(Recorded data)
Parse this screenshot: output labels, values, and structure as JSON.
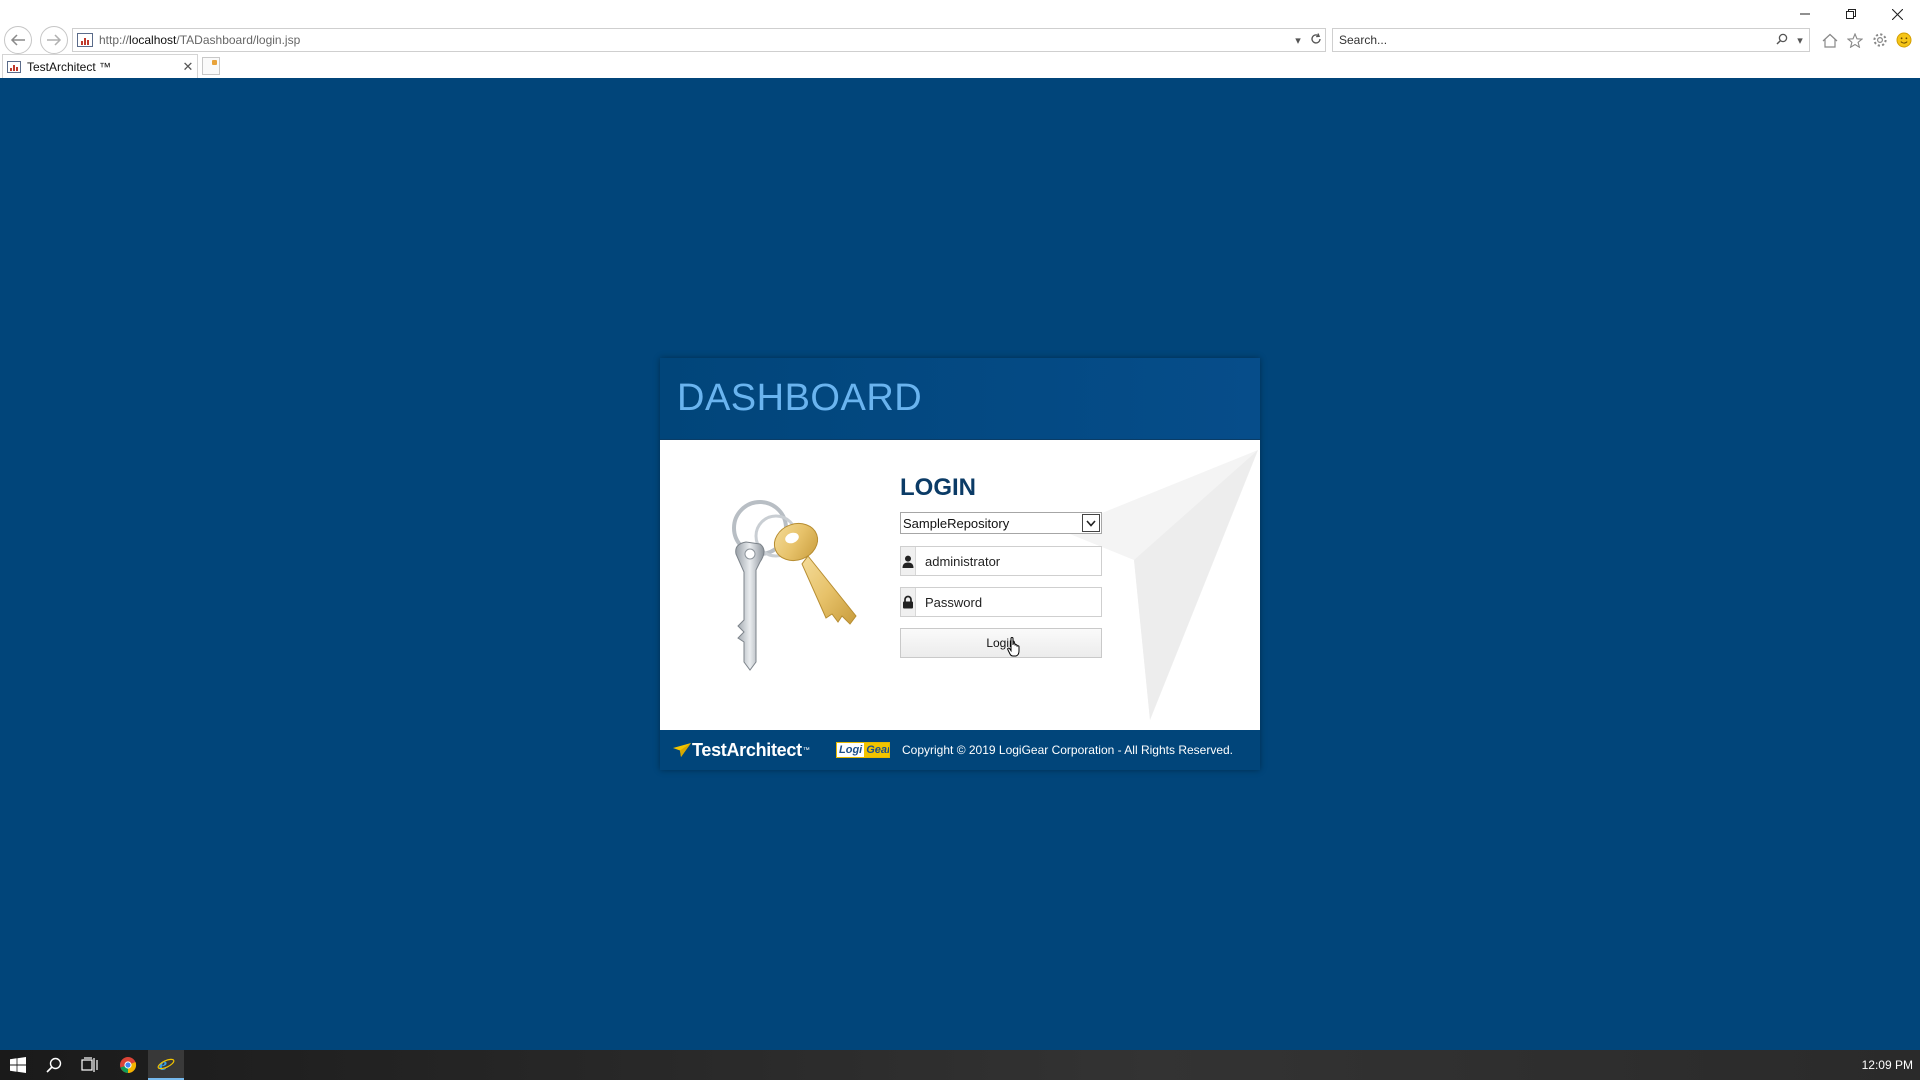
{
  "browser": {
    "url_prefix": "http://",
    "url_host": "localhost",
    "url_path": "/TADashboard/login.jsp",
    "search_placeholder": "Search...",
    "tab_title": "TestArchitect ™"
  },
  "card": {
    "header_title": "DASHBOARD",
    "login_heading": "LOGIN",
    "repository_selected": "SampleRepository",
    "username_value": "administrator",
    "password_placeholder": "Password",
    "login_button": "Login"
  },
  "footer": {
    "ta_logo_text": "TestArchitect",
    "ta_logo_tm": "™",
    "lg_logo_part1": "Logi",
    "lg_logo_part2": "Gear",
    "copyright": "Copyright © 2019 LogiGear Corporation - All Rights Reserved."
  },
  "taskbar": {
    "clock": "12:09 PM"
  },
  "colors": {
    "page_background": "#01457a",
    "header_title": "#6ab4ef",
    "login_heading": "#0b3b66",
    "logigear_yellow": "#f2c400"
  },
  "icons": {
    "back": "back-arrow-icon",
    "forward": "forward-arrow-icon",
    "refresh": "refresh-icon",
    "home": "home-icon",
    "favorites": "star-icon",
    "settings": "gear-icon",
    "feedback": "smiley-icon",
    "username": "user-icon",
    "password": "lock-icon"
  }
}
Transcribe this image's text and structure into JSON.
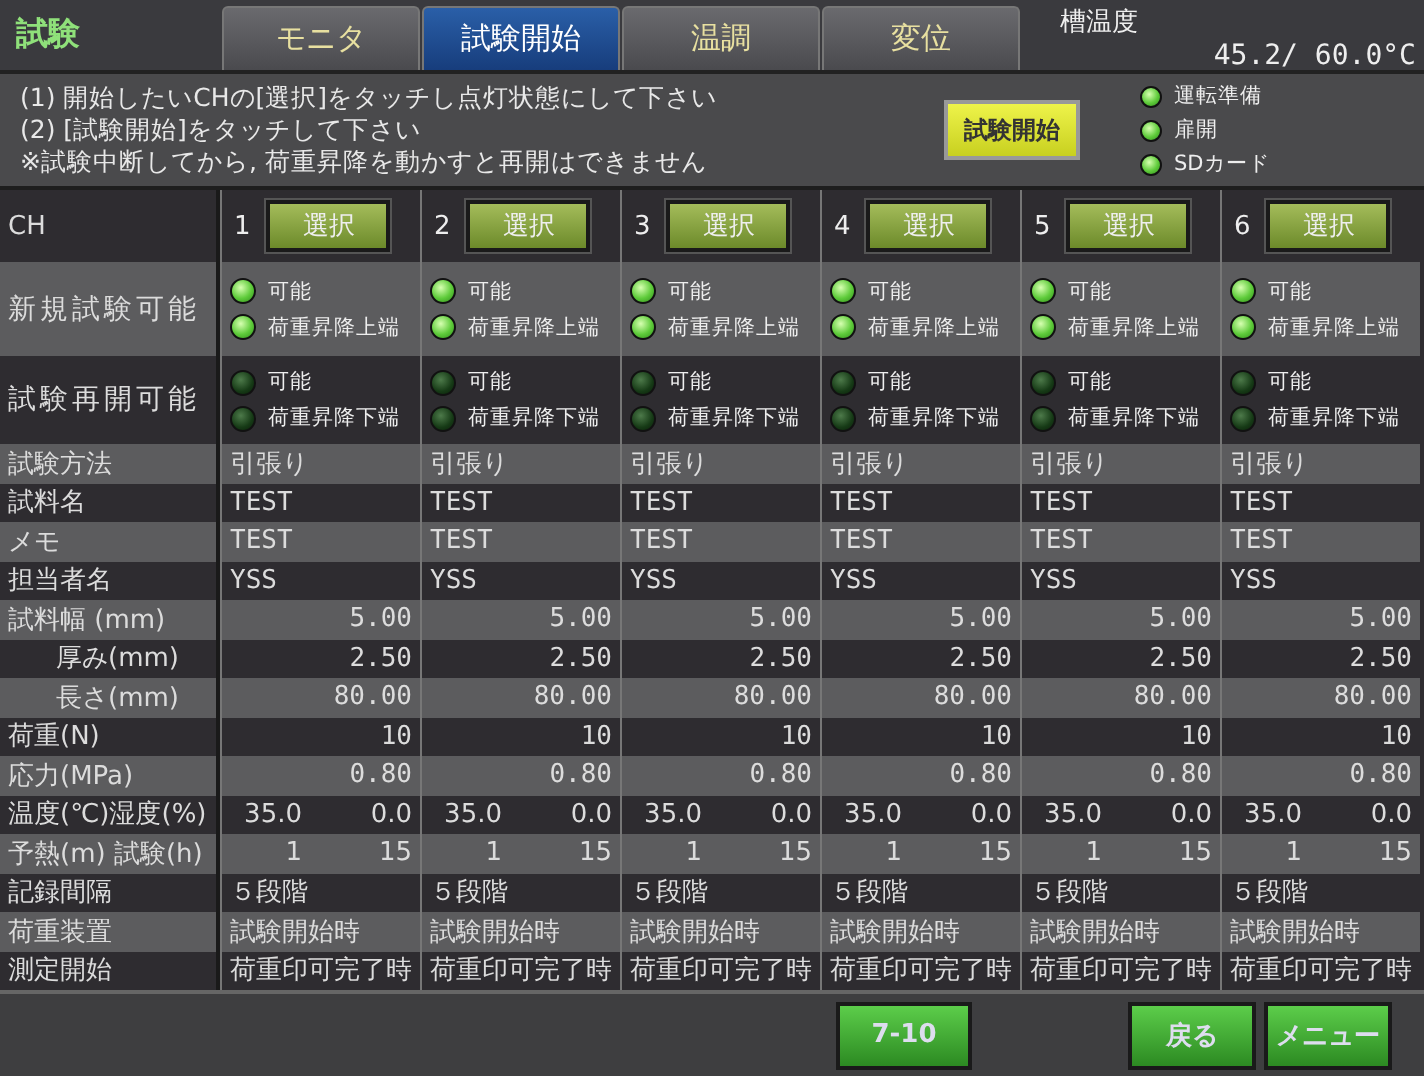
{
  "header": {
    "title": "試験",
    "tabs": [
      {
        "label": "モニタ",
        "selected": false
      },
      {
        "label": "試験開始",
        "selected": true
      },
      {
        "label": "温調",
        "selected": false
      },
      {
        "label": "変位",
        "selected": false
      }
    ],
    "temp_label": "槽温度",
    "temp_value": "45.2/ 60.0°C"
  },
  "instructions": [
    "(1) 開始したいCHの[選択]をタッチし点灯状態にして下さい",
    "(2) [試験開始]をタッチして下さい",
    "※試験中断してから, 荷重昇降を動かすと再開はできません"
  ],
  "start_button": "試験開始",
  "indicators": [
    {
      "label": "運転準備",
      "on": true
    },
    {
      "label": "扉開",
      "on": true
    },
    {
      "label": "SDカード",
      "on": true
    }
  ],
  "ch_label": "CH",
  "channels": [
    {
      "number": "1",
      "button": "選択"
    },
    {
      "number": "2",
      "button": "選択"
    },
    {
      "number": "3",
      "button": "選択"
    },
    {
      "number": "4",
      "button": "選択"
    },
    {
      "number": "5",
      "button": "選択"
    },
    {
      "number": "6",
      "button": "選択"
    }
  ],
  "lamp_rows": [
    {
      "label": "新規試験可能",
      "lamps": [
        [
          {
            "label": "可能",
            "on": true
          },
          {
            "label": "荷重昇降上端",
            "on": true
          }
        ],
        [
          {
            "label": "可能",
            "on": true
          },
          {
            "label": "荷重昇降上端",
            "on": true
          }
        ],
        [
          {
            "label": "可能",
            "on": true
          },
          {
            "label": "荷重昇降上端",
            "on": true
          }
        ],
        [
          {
            "label": "可能",
            "on": true
          },
          {
            "label": "荷重昇降上端",
            "on": true
          }
        ],
        [
          {
            "label": "可能",
            "on": true
          },
          {
            "label": "荷重昇降上端",
            "on": true
          }
        ],
        [
          {
            "label": "可能",
            "on": true
          },
          {
            "label": "荷重昇降上端",
            "on": true
          }
        ]
      ]
    },
    {
      "label": "試験再開可能",
      "lamps": [
        [
          {
            "label": "可能",
            "on": false
          },
          {
            "label": "荷重昇降下端",
            "on": false
          }
        ],
        [
          {
            "label": "可能",
            "on": false
          },
          {
            "label": "荷重昇降下端",
            "on": false
          }
        ],
        [
          {
            "label": "可能",
            "on": false
          },
          {
            "label": "荷重昇降下端",
            "on": false
          }
        ],
        [
          {
            "label": "可能",
            "on": false
          },
          {
            "label": "荷重昇降下端",
            "on": false
          }
        ],
        [
          {
            "label": "可能",
            "on": false
          },
          {
            "label": "荷重昇降下端",
            "on": false
          }
        ],
        [
          {
            "label": "可能",
            "on": false
          },
          {
            "label": "荷重昇降下端",
            "on": false
          }
        ]
      ]
    }
  ],
  "rows": [
    {
      "label": "試験方法",
      "kind": "text",
      "indented": false,
      "cells": [
        "引張り",
        "引張り",
        "引張り",
        "引張り",
        "引張り",
        "引張り"
      ]
    },
    {
      "label": "試料名",
      "kind": "text",
      "indented": false,
      "cells": [
        "TEST",
        "TEST",
        "TEST",
        "TEST",
        "TEST",
        "TEST"
      ]
    },
    {
      "label": "メモ",
      "kind": "text",
      "indented": false,
      "cells": [
        "TEST",
        "TEST",
        "TEST",
        "TEST",
        "TEST",
        "TEST"
      ]
    },
    {
      "label": "担当者名",
      "kind": "text",
      "indented": false,
      "cells": [
        "YSS",
        "YSS",
        "YSS",
        "YSS",
        "YSS",
        "YSS"
      ]
    },
    {
      "label": "試料幅 (mm)",
      "kind": "number",
      "indented": false,
      "cells": [
        "5.00",
        "5.00",
        "5.00",
        "5.00",
        "5.00",
        "5.00"
      ]
    },
    {
      "label": "厚み(mm)",
      "kind": "number",
      "indented": true,
      "cells": [
        "2.50",
        "2.50",
        "2.50",
        "2.50",
        "2.50",
        "2.50"
      ]
    },
    {
      "label": "長さ(mm)",
      "kind": "number",
      "indented": true,
      "cells": [
        "80.00",
        "80.00",
        "80.00",
        "80.00",
        "80.00",
        "80.00"
      ]
    },
    {
      "label": "荷重(N)",
      "kind": "number",
      "indented": false,
      "cells": [
        "10",
        "10",
        "10",
        "10",
        "10",
        "10"
      ]
    },
    {
      "label": "応力(MPa)",
      "kind": "number",
      "indented": false,
      "cells": [
        "0.80",
        "0.80",
        "0.80",
        "0.80",
        "0.80",
        "0.80"
      ]
    },
    {
      "label": "温度(℃)湿度(%)",
      "kind": "pair",
      "indented": false,
      "cells": [
        [
          "35.0",
          "0.0"
        ],
        [
          "35.0",
          "0.0"
        ],
        [
          "35.0",
          "0.0"
        ],
        [
          "35.0",
          "0.0"
        ],
        [
          "35.0",
          "0.0"
        ],
        [
          "35.0",
          "0.0"
        ]
      ]
    },
    {
      "label": "予熱(m) 試験(h)",
      "kind": "pair",
      "indented": false,
      "cells": [
        [
          "1",
          "15"
        ],
        [
          "1",
          "15"
        ],
        [
          "1",
          "15"
        ],
        [
          "1",
          "15"
        ],
        [
          "1",
          "15"
        ],
        [
          "1",
          "15"
        ]
      ]
    },
    {
      "label": "記録間隔",
      "kind": "text",
      "indented": false,
      "cells": [
        "５段階",
        "５段階",
        "５段階",
        "５段階",
        "５段階",
        "５段階"
      ]
    },
    {
      "label": "荷重装置",
      "kind": "text",
      "indented": false,
      "cells": [
        "試験開始時",
        "試験開始時",
        "試験開始時",
        "試験開始時",
        "試験開始時",
        "試験開始時"
      ]
    },
    {
      "label": "測定開始",
      "kind": "text",
      "indented": false,
      "cells": [
        "荷重印可完了時",
        "荷重印可完了時",
        "荷重印可完了時",
        "荷重印可完了時",
        "荷重印可完了時",
        "荷重印可完了時"
      ]
    }
  ],
  "footer_buttons": [
    {
      "label": "7-10",
      "kind": "page"
    },
    {
      "label": "戻る",
      "kind": "nav"
    },
    {
      "label": "メニュー",
      "kind": "nav"
    }
  ]
}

**Task statement:** Reproduce all the entries that precede this task, word for word, minus any pictures.

**Output of the task:**
Parse this screenshot: output labels, values, and structure as JSON.
{
  "browser": {
    "url_prefix": "http://",
    "url_host": "localhost",
    "url_path": "/TADashboard/login.jsp",
    "search_placeholder": "Search...",
    "tab_title": "TestArchitect ™"
  },
  "card": {
    "header_title": "DASHBOARD",
    "login_heading": "LOGIN",
    "repository_selected": "SampleRepository",
    "username_value": "administrator",
    "password_placeholder": "Password",
    "login_button": "Login"
  },
  "footer": {
    "ta_logo_text": "TestArchitect",
    "ta_logo_tm": "™",
    "lg_logo_part1": "Logi",
    "lg_logo_part2": "Gear",
    "copyright": "Copyright © 2019 LogiGear Corporation - All Rights Reserved."
  },
  "taskbar": {
    "clock": "12:09 PM"
  },
  "colors": {
    "page_background": "#01457a",
    "header_title": "#6ab4ef",
    "login_heading": "#0b3b66",
    "logigear_yellow": "#f2c400"
  },
  "icons": {
    "back": "back-arrow-icon",
    "forward": "forward-arrow-icon",
    "refresh": "refresh-icon",
    "home": "home-icon",
    "favorites": "star-icon",
    "settings": "gear-icon",
    "feedback": "smiley-icon",
    "username": "user-icon",
    "password": "lock-icon"
  }
}
Transcribe this image's text and structure into JSON.
{
  "header": {
    "title": "試験",
    "tabs": [
      {
        "label": "モニタ",
        "selected": false
      },
      {
        "label": "試験開始",
        "selected": true
      },
      {
        "label": "温調",
        "selected": false
      },
      {
        "label": "変位",
        "selected": false
      }
    ],
    "temp_label": "槽温度",
    "temp_value": "45.2/ 60.0°C"
  },
  "instructions": [
    "(1) 開始したいCHの[選択]をタッチし点灯状態にして下さい",
    "(2) [試験開始]をタッチして下さい",
    "※試験中断してから, 荷重昇降を動かすと再開はできません"
  ],
  "start_button": "試験開始",
  "indicators": [
    {
      "label": "運転準備",
      "on": true
    },
    {
      "label": "扉開",
      "on": true
    },
    {
      "label": "SDカード",
      "on": true
    }
  ],
  "ch_label": "CH",
  "channels": [
    {
      "number": "1",
      "button": "選択"
    },
    {
      "number": "2",
      "button": "選択"
    },
    {
      "number": "3",
      "button": "選択"
    },
    {
      "number": "4",
      "button": "選択"
    },
    {
      "number": "5",
      "button": "選択"
    },
    {
      "number": "6",
      "button": "選択"
    }
  ],
  "lamp_rows": [
    {
      "label": "新規試験可能",
      "lamps": [
        [
          {
            "label": "可能",
            "on": true
          },
          {
            "label": "荷重昇降上端",
            "on": true
          }
        ],
        [
          {
            "label": "可能",
            "on": true
          },
          {
            "label": "荷重昇降上端",
            "on": true
          }
        ],
        [
          {
            "label": "可能",
            "on": true
          },
          {
            "label": "荷重昇降上端",
            "on": true
          }
        ],
        [
          {
            "label": "可能",
            "on": true
          },
          {
            "label": "荷重昇降上端",
            "on": true
          }
        ],
        [
          {
            "label": "可能",
            "on": true
          },
          {
            "label": "荷重昇降上端",
            "on": true
          }
        ],
        [
          {
            "label": "可能",
            "on": true
          },
          {
            "label": "荷重昇降上端",
            "on": true
          }
        ]
      ]
    },
    {
      "label": "試験再開可能",
      "lamps": [
        [
          {
            "label": "可能",
            "on": false
          },
          {
            "label": "荷重昇降下端",
            "on": false
          }
        ],
        [
          {
            "label": "可能",
            "on": false
          },
          {
            "label": "荷重昇降下端",
            "on": false
          }
        ],
        [
          {
            "label": "可能",
            "on": false
          },
          {
            "label": "荷重昇降下端",
            "on": false
          }
        ],
        [
          {
            "label": "可能",
            "on": false
          },
          {
            "label": "荷重昇降下端",
            "on": false
          }
        ],
        [
          {
            "label": "可能",
            "on": false
          },
          {
            "label": "荷重昇降下端",
            "on": false
          }
        ],
        [
          {
            "label": "可能",
            "on": false
          },
          {
            "label": "荷重昇降下端",
            "on": false
          }
        ]
      ]
    }
  ],
  "rows": [
    {
      "label": "試験方法",
      "kind": "text",
      "indented": false,
      "cells": [
        "引張り",
        "引張り",
        "引張り",
        "引張り",
        "引張り",
        "引張り"
      ]
    },
    {
      "label": "試料名",
      "kind": "text",
      "indented": false,
      "cells": [
        "TEST",
        "TEST",
        "TEST",
        "TEST",
        "TEST",
        "TEST"
      ]
    },
    {
      "label": "メモ",
      "kind": "text",
      "indented": false,
      "cells": [
        "TEST",
        "TEST",
        "TEST",
        "TEST",
        "TEST",
        "TEST"
      ]
    },
    {
      "label": "担当者名",
      "kind": "text",
      "indented": false,
      "cells": [
        "YSS",
        "YSS",
        "YSS",
        "YSS",
        "YSS",
        "YSS"
      ]
    },
    {
      "label": "試料幅 (mm)",
      "kind": "number",
      "indented": false,
      "cells": [
        "5.00",
        "5.00",
        "5.00",
        "5.00",
        "5.00",
        "5.00"
      ]
    },
    {
      "label": "厚み(mm)",
      "kind": "number",
      "indented": true,
      "cells": [
        "2.50",
        "2.50",
        "2.50",
        "2.50",
        "2.50",
        "2.50"
      ]
    },
    {
      "label": "長さ(mm)",
      "kind": "number",
      "indented": true,
      "cells": [
        "80.00",
        "80.00",
        "80.00",
        "80.00",
        "80.00",
        "80.00"
      ]
    },
    {
      "label": "荷重(N)",
      "kind": "number",
      "indented": false,
      "cells": [
        "10",
        "10",
        "10",
        "10",
        "10",
        "10"
      ]
    },
    {
      "label": "応力(MPa)",
      "kind": "number",
      "indented": false,
      "cells": [
        "0.80",
        "0.80",
        "0.80",
        "0.80",
        "0.80",
        "0.80"
      ]
    },
    {
      "label": "温度(℃)湿度(%)",
      "kind": "pair",
      "indented": false,
      "cells": [
        [
          "35.0",
          "0.0"
        ],
        [
          "35.0",
          "0.0"
        ],
        [
          "35.0",
          "0.0"
        ],
        [
          "35.0",
          "0.0"
        ],
        [
          "35.0",
          "0.0"
        ],
        [
          "35.0",
          "0.0"
        ]
      ]
    },
    {
      "label": "予熱(m) 試験(h)",
      "kind": "pair",
      "indented": false,
      "cells": [
        [
          "1",
          "15"
        ],
        [
          "1",
          "15"
        ],
        [
          "1",
          "15"
        ],
        [
          "1",
          "15"
        ],
        [
          "1",
          "15"
        ],
        [
          "1",
          "15"
        ]
      ]
    },
    {
      "label": "記録間隔",
      "kind": "text",
      "indented": false,
      "cells": [
        "５段階",
        "５段階",
        "５段階",
        "５段階",
        "５段階",
        "５段階"
      ]
    },
    {
      "label": "荷重装置",
      "kind": "text",
      "indented": false,
      "cells": [
        "試験開始時",
        "試験開始時",
        "試験開始時",
        "試験開始時",
        "試験開始時",
        "試験開始時"
      ]
    },
    {
      "label": "測定開始",
      "kind": "text",
      "indented": false,
      "cells": [
        "荷重印可完了時",
        "荷重印可完了時",
        "荷重印可完了時",
        "荷重印可完了時",
        "荷重印可完了時",
        "荷重印可完了時"
      ]
    }
  ],
  "footer_buttons": [
    {
      "label": "7-10",
      "kind": "page"
    },
    {
      "label": "戻る",
      "kind": "nav"
    },
    {
      "label": "メニュー",
      "kind": "nav"
    }
  ]
}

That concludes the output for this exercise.